### Exercise instructions
Give every car number that appears in the text on Santa Fe's steam ejector air conditioning.

### Document section
******

Steam Ejector Air Conditioning
Photo by Robert Hale, 12/1/51 at Frost. From Santa Fe in the Mountains.
Santa Fe's first air conditioned car was diner 1418 built by Pullman in 1930. Due to its success, Santa Fe began a program of air conditioning its cars beginning with diners and lounges until much of its fleet was so equipped.
A variety of air conditioning systems were used by American railroads, and Santa Fe settled on steam ejector air conditioning for the majority of its cars. As a result the roofs have some unique hatches (often erroneously called "ice hatches"). The system has also been erroneously called "steam injector." There are six very visible items which air conditioned heavyweights should have:
1. A/C ducts: these were added to one or both sides of the clearstory to allow air movement from the cooling unit to ducts throughout the car. The placement and length depends on the specific car configuration.
2. Refrigeration Unit roof hatch (larger): usually placed at one end of the car with the shutters on the air duct side (see air duct below).
3. A/C Unit roof hatch (smaller): Either in the center of the roof or on the same end as the refrigeration unit.
Roof hatches, San Bartolo (ex. 1363) Age of Steam, Dallas, Jay Miller photo,.
4. Air vent: protrudes from the side of the clerestory beside the a/c unit roof hatch and opposite the a/c duct..
Air vent, 3231, Age of Steam, Dallas, Sandifer photo.
5. Condenser Water Pump and Valve Box.
Condenser water pump and valve box on 1363, Age of Steam, Dallas, Sandifer photo
Condenser water pump 3010, Orange Empire, Perris, CA, Sandifer photo
6. Valve Closet
Valve closet, 1509, San Diego RR Museum, and 1363, Age of Steam, Dallas,Sandifer photo.
7. Generators: These could have been body mounted or truck mounted, depending on the car. Air conditioned cars also had two generators, one on each truck, to power the units. Non-air conditioned cars had one generator.
Generator 3010, Orange Empire Museum, Perris, CA, Sandifer photo
Jay H. Miller had a good article in the 1st Quarter 1987 Santa
Fe Modeler on SE Air Conditioning. His article includes photos of two cars at the Age of Steam in Dallas.

******

### Listing
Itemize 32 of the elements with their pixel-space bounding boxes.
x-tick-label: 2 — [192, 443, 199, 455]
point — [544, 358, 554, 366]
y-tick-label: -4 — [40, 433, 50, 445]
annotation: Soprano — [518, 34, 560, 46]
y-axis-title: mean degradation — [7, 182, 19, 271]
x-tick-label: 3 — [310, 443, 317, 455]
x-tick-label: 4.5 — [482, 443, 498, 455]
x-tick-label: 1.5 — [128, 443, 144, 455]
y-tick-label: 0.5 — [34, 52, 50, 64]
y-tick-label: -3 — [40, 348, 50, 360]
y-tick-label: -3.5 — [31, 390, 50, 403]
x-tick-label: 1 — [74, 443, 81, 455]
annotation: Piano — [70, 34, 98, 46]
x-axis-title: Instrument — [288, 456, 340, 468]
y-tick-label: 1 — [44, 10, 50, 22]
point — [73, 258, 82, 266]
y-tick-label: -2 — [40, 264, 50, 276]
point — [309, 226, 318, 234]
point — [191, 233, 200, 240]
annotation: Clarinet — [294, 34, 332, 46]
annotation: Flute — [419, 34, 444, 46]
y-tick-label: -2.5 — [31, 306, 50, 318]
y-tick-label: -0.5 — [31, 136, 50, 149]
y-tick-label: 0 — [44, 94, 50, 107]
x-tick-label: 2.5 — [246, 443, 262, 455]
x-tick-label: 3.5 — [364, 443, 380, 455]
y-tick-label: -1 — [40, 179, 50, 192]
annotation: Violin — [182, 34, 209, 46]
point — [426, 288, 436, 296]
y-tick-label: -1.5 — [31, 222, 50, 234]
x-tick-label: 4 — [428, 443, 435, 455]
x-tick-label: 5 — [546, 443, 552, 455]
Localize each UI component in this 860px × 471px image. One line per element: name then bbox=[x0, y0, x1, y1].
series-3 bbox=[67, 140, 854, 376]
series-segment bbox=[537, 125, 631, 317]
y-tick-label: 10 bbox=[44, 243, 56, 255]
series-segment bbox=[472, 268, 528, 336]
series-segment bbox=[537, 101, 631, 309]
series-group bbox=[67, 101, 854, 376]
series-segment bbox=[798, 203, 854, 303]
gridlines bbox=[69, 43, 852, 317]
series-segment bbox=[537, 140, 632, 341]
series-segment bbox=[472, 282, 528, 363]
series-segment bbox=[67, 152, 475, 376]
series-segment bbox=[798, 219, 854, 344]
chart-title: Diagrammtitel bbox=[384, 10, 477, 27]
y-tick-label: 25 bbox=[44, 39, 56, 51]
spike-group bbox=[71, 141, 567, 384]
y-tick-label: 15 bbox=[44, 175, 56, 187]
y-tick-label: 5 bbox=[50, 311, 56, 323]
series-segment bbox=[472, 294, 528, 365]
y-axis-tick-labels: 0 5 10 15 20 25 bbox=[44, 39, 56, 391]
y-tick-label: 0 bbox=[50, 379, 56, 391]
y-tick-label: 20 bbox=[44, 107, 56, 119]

******

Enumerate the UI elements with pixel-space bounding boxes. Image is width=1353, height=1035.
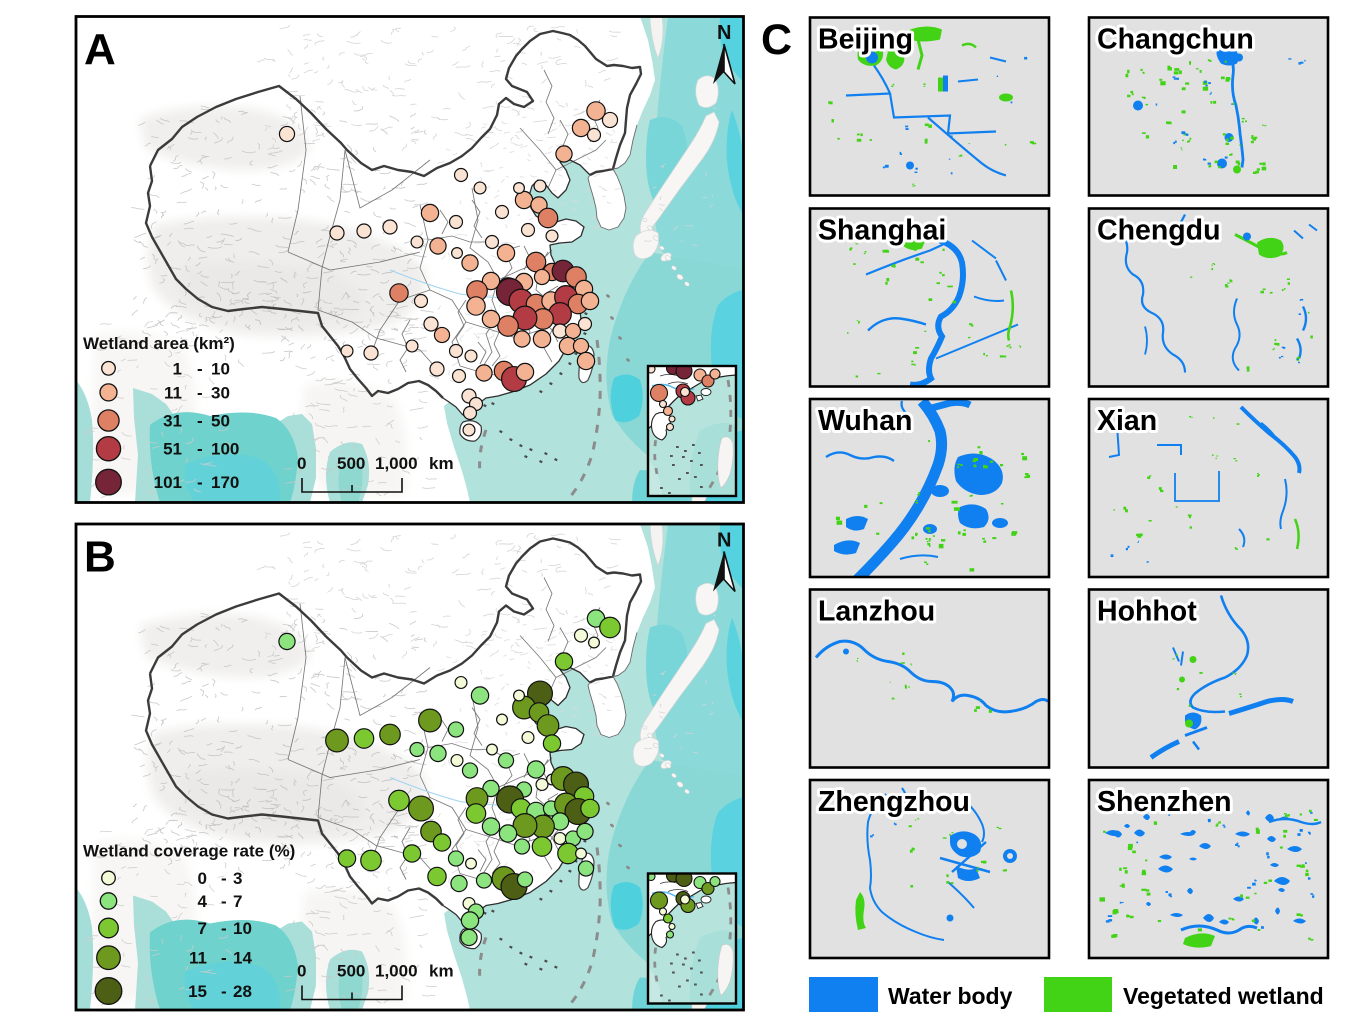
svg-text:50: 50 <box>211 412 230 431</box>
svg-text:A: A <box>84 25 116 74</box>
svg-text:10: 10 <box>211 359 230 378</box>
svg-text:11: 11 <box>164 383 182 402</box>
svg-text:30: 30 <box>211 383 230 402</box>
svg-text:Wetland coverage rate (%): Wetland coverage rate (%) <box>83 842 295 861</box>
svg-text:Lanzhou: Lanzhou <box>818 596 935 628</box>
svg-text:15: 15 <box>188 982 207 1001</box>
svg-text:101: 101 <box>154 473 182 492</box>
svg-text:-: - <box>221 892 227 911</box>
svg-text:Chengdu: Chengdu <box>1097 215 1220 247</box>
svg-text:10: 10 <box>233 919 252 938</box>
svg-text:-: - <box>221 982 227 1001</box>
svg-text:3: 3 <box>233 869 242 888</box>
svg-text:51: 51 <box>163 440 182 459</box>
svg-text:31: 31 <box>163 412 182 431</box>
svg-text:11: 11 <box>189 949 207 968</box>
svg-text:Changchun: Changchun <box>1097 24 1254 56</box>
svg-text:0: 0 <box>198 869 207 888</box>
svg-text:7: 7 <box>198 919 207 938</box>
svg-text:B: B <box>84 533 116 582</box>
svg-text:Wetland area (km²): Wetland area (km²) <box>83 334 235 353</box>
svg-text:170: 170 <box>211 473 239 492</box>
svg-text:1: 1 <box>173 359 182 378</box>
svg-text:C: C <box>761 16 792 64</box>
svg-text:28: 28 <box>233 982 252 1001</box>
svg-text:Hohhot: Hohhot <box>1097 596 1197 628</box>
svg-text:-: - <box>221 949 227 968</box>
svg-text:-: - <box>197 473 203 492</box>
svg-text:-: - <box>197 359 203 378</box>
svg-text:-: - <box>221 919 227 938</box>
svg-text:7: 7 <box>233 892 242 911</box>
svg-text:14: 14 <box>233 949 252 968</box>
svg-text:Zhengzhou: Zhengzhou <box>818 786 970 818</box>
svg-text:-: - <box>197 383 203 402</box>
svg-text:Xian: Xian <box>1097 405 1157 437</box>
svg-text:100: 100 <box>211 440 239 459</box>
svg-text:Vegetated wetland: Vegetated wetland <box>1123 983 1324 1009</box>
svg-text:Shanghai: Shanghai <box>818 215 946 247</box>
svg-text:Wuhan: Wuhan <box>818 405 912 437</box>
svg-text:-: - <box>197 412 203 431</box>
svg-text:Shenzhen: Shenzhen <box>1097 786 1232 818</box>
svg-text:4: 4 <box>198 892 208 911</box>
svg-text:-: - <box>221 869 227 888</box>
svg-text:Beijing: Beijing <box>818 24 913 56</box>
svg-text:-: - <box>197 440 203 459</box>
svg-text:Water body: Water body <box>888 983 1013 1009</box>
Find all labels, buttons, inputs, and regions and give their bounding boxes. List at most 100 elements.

******

### Expected answer
1418, 1363, 3231, 3010, 1509